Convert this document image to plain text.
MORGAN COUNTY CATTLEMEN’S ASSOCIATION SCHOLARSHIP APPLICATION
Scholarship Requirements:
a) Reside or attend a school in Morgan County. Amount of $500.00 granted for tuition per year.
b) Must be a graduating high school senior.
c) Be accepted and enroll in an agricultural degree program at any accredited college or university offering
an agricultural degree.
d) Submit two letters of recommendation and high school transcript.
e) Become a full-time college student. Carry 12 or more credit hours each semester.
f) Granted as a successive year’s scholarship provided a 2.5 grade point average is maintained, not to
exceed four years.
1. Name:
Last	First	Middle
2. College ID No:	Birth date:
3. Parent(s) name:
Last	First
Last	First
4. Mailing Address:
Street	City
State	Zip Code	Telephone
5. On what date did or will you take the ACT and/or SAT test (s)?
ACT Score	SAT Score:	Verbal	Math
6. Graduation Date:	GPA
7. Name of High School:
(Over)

▶ [Directions]
Your task is to transcribe the material exactly.

▶ [Complete answer]
Convert this document image to plain text.
MORGAN COUNTY CATTLEMEN’S ASSOCIATION SCHOLARSHIP APPLICATION
Scholarship Requirements:
a) Reside or attend a school in Morgan County. Amount of $500.00 granted for tuition per year.
b) Must be a graduating high school senior.
c) Be accepted and enroll in an agricultural degree program at any accredited college or university offering
an agricultural degree.
d) Submit two letters of recommendation and high school transcript.
e) Become a full-time college student. Carry 12 or more credit hours each semester.
f) Granted as a successive year’s scholarship provided a 2.5 grade point average is maintained, not to
exceed four years.
1. Name:
Last	First	Middle
2. College ID No:	Birth date:
3. Parent(s) name:
Last	First
Last	First
4. Mailing Address:
Street	City
State	Zip Code	Telephone
5. On what date did or will you take the ACT and/or SAT test (s)?
ACT Score	SAT Score:	Verbal	Math
6. Graduation Date:	GPA
7. Name of High School:
(Over)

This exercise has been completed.